Exercise objective: Reproduce every one of the following rows verbatim, with no changes.

--- Start of Working data ---

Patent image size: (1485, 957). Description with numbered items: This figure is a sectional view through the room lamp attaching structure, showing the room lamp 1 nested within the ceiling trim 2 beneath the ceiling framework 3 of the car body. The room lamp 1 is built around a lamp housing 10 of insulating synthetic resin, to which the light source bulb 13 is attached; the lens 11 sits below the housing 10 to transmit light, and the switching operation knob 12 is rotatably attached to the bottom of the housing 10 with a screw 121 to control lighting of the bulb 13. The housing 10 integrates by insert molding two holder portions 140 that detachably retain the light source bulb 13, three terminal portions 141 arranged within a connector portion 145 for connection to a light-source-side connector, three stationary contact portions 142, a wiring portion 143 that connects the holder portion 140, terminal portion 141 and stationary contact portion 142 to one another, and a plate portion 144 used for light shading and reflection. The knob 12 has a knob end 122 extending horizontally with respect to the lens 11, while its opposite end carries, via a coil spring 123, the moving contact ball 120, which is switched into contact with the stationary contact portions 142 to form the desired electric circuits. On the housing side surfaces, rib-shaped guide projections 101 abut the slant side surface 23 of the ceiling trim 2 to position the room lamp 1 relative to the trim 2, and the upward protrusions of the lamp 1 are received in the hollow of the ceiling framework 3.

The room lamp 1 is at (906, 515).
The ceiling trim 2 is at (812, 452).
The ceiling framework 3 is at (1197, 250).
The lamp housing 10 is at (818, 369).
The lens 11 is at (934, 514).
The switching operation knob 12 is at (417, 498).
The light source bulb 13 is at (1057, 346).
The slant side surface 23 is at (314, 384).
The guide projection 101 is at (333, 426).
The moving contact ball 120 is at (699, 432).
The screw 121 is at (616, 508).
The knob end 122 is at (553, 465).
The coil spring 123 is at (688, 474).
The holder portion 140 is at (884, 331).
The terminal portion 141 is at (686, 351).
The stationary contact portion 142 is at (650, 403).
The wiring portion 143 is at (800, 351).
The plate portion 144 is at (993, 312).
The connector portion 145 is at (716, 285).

--- End of Working data ---

Result of this exercise:
Patent image size: (1485, 957). Description with numbered items: This figure is a sectional view through the room lamp attaching structure, showing the room lamp 1 nested within the ceiling trim 2 beneath the ceiling framework 3 of the car body. The room lamp 1 is built around a lamp housing 10 of insulating synthetic resin, to which the light source bulb 13 is attached; the lens 11 sits below the housing 10 to transmit light, and the switching operation knob 12 is rotatably attached to the bottom of the housing 10 with a screw 121 to control lighting of the bulb 13. The housing 10 integrates by insert molding two holder portions 140 that detachably retain the light source bulb 13, three terminal portions 141 arranged within a connector portion 145 for connection to a light-source-side connector, three stationary contact portions 142, a wiring portion 143 that connects the holder portion 140, terminal portion 141 and stationary contact portion 142 to one another, and a plate portion 144 used for light shading and reflection. The knob 12 has a knob end 122 extending horizontally with respect to the lens 11, while its opposite end carries, via a coil spring 123, the moving contact ball 120, which is switched into contact with the stationary contact portions 142 to form the desired electric circuits. On the housing side surfaces, rib-shaped guide projections 101 abut the slant side surface 23 of the ceiling trim 2 to position the room lamp 1 relative to the trim 2, and the upward protrusions of the lamp 1 are received in the hollow of the ceiling framework 3.

The room lamp 1 is at (906, 515).
The ceiling trim 2 is at (812, 452).
The ceiling framework 3 is at (1197, 250).
The lamp housing 10 is at (818, 369).
The lens 11 is at (934, 514).
The switching operation knob 12 is at (417, 498).
The light source bulb 13 is at (1057, 346).
The slant side surface 23 is at (314, 384).
The guide projection 101 is at (333, 426).
The moving contact ball 120 is at (699, 432).
The screw 121 is at (616, 508).
The knob end 122 is at (553, 465).
The coil spring 123 is at (688, 474).
The holder portion 140 is at (884, 331).
The terminal portion 141 is at (686, 351).
The stationary contact portion 142 is at (650, 403).
The wiring portion 143 is at (800, 351).
The plate portion 144 is at (993, 312).
The connector portion 145 is at (716, 285).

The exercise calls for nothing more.